▸ **Recorded data**
- - - - - - -
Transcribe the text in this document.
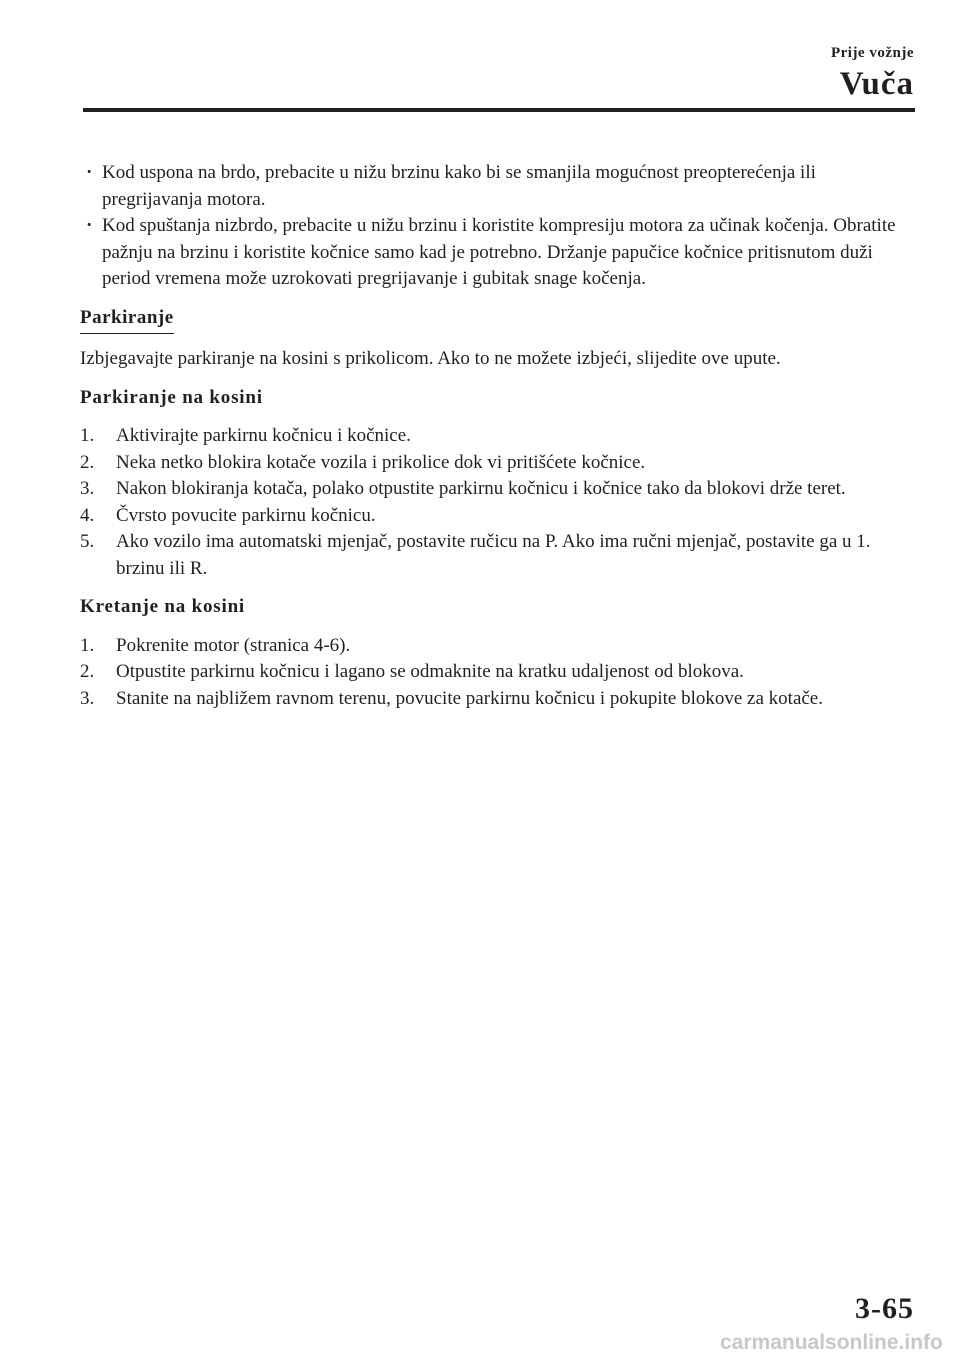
Prije vožnje
Vuča
· Kod uspona na brdo, prebacite u nižu brzinu kako bi se smanjila mogućnost preopterećenja ili pregrijavanja motora.
· Kod spuštanja nizbrdo, prebacite u nižu brzinu i koristite kompresiju motora za učinak kočenja. Obratite pažnju na brzinu i koristite kočnice samo kad je potrebno. Držanje papučice kočnice pritisnutom duži period vremena može uzrokovati pregrijavanje i gubitak snage kočenja.
Parkiranje

Izbjegavajte parkiranje na kosini s prikolicom. Ako to ne možete izbjeći, slijedite ove upute.

Parkiranje na kosini

1. Aktivirajte parkirnu kočnicu i kočnice.
2. Neka netko blokira kotače vozila i prikolice dok vi pritišćete kočnice.
3. Nakon blokiranja kotača, polako otpustite parkirnu kočnicu i kočnice tako da blokovi drže teret.
4. Čvrsto povucite parkirnu kočnicu.
5. Ako vozilo ima automatski mjenjač, postavite ručicu na P. Ako ima ručni mjenjač, postavite ga u 1. brzinu ili R.

Kretanje na kosini

1. Pokrenite motor (stranica 4-6).
2. Otpustite parkirnu kočnicu i lagano se odmaknite na kratku udaljenost od blokova.
3. Stanite na najbližem ravnom terenu, povucite parkirnu kočnicu i pokupite blokove za kotače.
3-65
carmanualsonline.info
- - - - - - -
▸ **DIRECTIONS**
Reproduce every entry word for word, but omit the pictures.

▸ **CORRECT RESPONSE**
Transcribe the text in this document.
Prije vožnje
Vuča
· Kod uspona na brdo, prebacite u nižu brzinu kako bi se smanjila mogućnost preopterećenja ili pregrijavanja motora.
· Kod spuštanja nizbrdo, prebacite u nižu brzinu i koristite kompresiju motora za učinak kočenja. Obratite pažnju na brzinu i koristite kočnice samo kad je potrebno. Držanje papučice kočnice pritisnutom duži period vremena može uzrokovati pregrijavanje i gubitak snage kočenja.
Parkiranje

Izbjegavajte parkiranje na kosini s prikolicom. Ako to ne možete izbjeći, slijedite ove upute.

Parkiranje na kosini

1. Aktivirajte parkirnu kočnicu i kočnice.
2. Neka netko blokira kotače vozila i prikolice dok vi pritišćete kočnice.
3. Nakon blokiranja kotača, polako otpustite parkirnu kočnicu i kočnice tako da blokovi drže teret.
4. Čvrsto povucite parkirnu kočnicu.
5. Ako vozilo ima automatski mjenjač, postavite ručicu na P. Ako ima ručni mjenjač, postavite ga u 1. brzinu ili R.

Kretanje na kosini

1. Pokrenite motor (stranica 4-6).
2. Otpustite parkirnu kočnicu i lagano se odmaknite na kratku udaljenost od blokova.
3. Stanite na najbližem ravnom terenu, povucite parkirnu kočnicu i pokupite blokove za kotače.
3-65
carmanualsonline.info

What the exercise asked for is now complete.